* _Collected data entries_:
============================================================
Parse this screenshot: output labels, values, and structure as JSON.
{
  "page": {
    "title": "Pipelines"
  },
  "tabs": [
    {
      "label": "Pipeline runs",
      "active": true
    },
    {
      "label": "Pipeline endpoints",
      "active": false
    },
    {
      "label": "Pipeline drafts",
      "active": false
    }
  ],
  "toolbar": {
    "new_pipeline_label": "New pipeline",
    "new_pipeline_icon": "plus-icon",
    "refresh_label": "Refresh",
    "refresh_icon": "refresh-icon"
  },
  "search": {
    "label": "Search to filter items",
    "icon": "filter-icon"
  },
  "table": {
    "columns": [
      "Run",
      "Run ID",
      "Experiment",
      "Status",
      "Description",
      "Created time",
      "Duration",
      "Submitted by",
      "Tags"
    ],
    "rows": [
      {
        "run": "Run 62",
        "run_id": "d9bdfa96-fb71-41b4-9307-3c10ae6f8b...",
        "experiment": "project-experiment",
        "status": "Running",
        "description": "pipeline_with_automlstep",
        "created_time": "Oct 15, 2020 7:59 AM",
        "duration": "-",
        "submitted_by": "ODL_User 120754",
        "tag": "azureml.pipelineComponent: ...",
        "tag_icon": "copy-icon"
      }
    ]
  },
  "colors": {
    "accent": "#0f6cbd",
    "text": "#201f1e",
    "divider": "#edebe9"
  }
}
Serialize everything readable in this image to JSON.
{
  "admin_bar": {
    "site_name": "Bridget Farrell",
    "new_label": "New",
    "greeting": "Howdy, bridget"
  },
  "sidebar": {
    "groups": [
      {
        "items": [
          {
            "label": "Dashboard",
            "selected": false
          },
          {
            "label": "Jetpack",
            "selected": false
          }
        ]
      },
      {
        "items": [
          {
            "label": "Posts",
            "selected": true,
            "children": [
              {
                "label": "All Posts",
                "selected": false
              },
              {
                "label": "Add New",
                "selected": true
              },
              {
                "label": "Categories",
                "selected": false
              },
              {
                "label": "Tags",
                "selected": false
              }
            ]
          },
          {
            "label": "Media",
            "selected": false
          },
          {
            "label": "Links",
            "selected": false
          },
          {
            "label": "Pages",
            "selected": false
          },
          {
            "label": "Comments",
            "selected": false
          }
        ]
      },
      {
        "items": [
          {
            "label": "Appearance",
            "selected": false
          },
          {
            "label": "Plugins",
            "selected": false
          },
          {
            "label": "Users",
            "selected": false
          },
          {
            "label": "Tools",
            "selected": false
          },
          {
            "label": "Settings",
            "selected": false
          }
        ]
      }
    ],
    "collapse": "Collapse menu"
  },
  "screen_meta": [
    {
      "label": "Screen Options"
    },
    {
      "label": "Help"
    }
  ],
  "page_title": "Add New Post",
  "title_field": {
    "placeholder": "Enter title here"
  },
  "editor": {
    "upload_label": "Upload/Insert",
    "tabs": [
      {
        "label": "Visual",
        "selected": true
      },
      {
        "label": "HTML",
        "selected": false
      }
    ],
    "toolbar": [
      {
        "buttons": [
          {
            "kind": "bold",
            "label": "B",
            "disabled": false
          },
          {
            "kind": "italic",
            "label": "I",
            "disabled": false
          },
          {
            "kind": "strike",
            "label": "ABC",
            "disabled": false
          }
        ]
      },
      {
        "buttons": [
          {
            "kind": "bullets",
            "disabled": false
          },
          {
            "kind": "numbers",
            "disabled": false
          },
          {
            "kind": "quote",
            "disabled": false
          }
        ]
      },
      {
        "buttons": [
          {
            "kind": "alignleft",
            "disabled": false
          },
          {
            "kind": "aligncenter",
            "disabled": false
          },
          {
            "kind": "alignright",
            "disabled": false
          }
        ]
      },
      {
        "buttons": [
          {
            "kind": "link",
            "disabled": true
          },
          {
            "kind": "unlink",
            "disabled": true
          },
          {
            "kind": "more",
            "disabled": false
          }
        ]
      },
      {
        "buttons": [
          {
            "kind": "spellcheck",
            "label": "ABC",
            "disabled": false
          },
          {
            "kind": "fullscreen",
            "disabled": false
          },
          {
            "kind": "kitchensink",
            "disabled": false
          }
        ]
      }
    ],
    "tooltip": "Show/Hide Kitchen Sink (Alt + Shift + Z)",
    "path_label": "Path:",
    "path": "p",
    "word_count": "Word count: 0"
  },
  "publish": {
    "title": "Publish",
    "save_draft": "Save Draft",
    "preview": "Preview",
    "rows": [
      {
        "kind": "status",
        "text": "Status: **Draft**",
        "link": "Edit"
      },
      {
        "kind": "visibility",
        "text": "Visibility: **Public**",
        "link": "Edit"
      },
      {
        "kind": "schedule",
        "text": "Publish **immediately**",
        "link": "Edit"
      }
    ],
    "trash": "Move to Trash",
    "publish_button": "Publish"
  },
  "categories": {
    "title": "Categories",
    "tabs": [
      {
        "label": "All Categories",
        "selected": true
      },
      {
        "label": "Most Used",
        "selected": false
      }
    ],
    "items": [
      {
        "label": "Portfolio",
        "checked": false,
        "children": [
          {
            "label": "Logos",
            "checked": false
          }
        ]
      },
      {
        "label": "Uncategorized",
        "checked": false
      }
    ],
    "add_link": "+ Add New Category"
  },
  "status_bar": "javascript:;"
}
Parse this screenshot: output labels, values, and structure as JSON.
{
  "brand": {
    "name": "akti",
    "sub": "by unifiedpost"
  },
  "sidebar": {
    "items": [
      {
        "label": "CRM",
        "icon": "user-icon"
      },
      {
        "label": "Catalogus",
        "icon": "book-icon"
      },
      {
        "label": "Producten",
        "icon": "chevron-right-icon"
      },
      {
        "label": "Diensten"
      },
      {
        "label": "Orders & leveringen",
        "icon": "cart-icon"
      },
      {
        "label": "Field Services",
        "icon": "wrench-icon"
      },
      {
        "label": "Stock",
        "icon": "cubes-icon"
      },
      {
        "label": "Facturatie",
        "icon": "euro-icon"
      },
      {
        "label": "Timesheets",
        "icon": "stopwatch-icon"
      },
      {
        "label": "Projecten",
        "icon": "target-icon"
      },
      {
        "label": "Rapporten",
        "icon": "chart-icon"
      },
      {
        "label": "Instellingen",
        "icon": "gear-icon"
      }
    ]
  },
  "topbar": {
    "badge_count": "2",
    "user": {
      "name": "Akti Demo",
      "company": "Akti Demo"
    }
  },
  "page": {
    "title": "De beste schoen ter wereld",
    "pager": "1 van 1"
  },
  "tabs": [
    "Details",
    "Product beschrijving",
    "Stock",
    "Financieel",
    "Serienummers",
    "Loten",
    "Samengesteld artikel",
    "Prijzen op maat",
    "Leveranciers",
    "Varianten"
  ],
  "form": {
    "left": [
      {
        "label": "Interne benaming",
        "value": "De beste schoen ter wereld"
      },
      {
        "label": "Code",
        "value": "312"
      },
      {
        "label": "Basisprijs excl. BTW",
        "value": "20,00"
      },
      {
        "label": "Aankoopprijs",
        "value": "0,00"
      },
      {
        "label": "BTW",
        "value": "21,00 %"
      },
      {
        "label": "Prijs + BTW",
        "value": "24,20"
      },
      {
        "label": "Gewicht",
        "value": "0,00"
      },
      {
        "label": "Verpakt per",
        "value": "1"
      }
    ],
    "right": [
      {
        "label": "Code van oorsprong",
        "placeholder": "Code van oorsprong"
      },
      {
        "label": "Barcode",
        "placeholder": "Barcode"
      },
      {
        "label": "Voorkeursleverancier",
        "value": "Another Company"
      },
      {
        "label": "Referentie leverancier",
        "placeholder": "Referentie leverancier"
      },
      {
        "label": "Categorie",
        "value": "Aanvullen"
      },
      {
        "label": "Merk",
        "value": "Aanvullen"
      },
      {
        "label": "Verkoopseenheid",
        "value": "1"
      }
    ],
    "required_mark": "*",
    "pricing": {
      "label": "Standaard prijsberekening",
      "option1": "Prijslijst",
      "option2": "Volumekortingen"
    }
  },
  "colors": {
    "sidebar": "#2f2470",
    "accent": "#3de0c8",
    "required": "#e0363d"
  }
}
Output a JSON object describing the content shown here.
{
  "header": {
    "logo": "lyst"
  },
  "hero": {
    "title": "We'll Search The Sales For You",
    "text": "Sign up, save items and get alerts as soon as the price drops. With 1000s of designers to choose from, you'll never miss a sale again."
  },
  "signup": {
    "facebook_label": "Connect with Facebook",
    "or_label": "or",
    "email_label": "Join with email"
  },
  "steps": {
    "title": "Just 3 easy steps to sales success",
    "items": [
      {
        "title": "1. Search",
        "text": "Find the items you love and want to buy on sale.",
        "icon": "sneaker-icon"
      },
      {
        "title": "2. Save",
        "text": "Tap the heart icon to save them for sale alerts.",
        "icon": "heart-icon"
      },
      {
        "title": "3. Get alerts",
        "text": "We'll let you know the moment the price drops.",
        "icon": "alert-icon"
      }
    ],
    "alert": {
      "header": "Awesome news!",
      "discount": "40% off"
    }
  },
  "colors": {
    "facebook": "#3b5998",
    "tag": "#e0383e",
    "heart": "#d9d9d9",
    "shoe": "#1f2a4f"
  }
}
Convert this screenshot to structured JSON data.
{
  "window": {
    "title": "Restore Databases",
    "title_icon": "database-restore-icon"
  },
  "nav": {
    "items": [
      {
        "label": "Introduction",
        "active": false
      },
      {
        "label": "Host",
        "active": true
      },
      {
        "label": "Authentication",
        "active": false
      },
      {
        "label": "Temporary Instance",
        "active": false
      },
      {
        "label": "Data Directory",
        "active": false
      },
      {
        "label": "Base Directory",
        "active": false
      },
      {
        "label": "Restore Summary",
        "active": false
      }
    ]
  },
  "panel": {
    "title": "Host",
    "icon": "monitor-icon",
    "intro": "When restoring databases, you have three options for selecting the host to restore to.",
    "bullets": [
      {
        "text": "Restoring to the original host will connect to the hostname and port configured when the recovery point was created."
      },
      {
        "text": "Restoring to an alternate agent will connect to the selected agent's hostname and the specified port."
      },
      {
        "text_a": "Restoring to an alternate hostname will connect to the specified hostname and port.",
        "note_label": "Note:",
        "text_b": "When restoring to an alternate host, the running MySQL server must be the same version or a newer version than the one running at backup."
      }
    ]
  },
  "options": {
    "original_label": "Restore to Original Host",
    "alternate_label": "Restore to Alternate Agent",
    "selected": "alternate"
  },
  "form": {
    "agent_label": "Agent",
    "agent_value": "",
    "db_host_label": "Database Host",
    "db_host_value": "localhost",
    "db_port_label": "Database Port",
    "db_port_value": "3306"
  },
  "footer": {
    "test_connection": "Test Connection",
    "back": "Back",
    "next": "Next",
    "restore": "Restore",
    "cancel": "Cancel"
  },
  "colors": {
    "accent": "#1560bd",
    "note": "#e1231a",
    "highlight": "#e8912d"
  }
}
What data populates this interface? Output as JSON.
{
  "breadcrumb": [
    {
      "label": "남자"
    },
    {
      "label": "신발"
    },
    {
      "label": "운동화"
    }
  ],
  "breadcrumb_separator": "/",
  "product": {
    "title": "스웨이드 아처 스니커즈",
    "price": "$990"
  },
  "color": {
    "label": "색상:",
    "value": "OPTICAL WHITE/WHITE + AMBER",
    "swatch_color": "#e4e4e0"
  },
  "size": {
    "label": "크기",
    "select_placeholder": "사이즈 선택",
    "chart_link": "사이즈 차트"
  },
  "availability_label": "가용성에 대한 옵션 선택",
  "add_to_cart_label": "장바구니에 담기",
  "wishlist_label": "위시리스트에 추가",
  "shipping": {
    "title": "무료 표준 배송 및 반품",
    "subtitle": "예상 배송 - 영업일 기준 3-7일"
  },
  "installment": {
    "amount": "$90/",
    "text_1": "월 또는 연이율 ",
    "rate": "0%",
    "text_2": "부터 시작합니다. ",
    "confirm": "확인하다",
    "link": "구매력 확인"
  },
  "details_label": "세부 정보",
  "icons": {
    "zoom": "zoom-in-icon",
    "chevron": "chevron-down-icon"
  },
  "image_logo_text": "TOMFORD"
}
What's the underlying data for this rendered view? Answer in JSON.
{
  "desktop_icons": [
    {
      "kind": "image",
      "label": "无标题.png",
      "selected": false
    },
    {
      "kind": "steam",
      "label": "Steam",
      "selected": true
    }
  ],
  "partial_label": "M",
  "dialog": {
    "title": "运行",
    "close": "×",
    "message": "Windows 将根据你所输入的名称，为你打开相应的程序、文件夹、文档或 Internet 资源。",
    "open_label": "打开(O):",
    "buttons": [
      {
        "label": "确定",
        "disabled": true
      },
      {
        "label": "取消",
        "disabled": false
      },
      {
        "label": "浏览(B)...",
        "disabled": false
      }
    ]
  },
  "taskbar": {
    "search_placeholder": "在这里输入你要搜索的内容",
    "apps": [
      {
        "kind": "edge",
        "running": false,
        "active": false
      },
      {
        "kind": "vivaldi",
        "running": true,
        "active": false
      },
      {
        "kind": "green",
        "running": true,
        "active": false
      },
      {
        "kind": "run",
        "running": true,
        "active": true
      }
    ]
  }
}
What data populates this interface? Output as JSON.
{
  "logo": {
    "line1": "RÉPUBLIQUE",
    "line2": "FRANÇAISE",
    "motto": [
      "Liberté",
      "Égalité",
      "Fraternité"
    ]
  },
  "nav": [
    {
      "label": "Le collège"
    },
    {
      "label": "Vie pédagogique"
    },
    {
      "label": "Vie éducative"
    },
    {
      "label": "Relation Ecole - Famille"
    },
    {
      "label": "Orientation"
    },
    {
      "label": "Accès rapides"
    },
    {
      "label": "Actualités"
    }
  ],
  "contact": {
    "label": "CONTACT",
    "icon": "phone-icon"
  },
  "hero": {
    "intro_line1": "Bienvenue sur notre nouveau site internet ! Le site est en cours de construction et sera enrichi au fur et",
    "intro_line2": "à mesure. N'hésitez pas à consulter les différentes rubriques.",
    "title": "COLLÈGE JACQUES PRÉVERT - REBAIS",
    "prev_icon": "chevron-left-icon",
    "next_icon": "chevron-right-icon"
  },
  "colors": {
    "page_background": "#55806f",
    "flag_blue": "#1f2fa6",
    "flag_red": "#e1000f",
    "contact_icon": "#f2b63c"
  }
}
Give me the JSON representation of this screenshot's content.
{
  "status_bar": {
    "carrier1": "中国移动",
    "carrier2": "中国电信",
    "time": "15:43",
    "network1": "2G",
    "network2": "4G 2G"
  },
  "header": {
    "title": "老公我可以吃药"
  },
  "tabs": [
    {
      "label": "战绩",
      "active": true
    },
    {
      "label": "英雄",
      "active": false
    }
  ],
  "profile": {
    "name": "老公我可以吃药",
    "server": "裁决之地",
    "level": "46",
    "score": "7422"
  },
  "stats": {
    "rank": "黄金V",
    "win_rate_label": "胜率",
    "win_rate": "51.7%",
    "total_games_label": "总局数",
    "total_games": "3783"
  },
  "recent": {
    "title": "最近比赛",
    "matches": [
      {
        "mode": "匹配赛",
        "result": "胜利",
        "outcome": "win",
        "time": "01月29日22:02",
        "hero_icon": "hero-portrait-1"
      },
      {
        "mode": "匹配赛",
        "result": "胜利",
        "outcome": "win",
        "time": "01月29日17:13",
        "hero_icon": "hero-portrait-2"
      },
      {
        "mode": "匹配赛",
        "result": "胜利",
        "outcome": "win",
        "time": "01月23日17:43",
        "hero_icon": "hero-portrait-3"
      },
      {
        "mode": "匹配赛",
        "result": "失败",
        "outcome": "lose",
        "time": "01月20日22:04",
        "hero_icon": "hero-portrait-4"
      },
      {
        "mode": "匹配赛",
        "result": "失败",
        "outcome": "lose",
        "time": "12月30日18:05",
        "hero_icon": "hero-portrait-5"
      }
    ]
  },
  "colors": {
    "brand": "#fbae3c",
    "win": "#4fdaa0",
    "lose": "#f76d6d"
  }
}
============================================================
* _WHAT YOU SHOULD DO_: Show every line that contains the word "Referentie".

* _COMPLETE RESPONSE_:
        "label": "Referentie leverancier",
        "placeholder": "Referentie leverancier"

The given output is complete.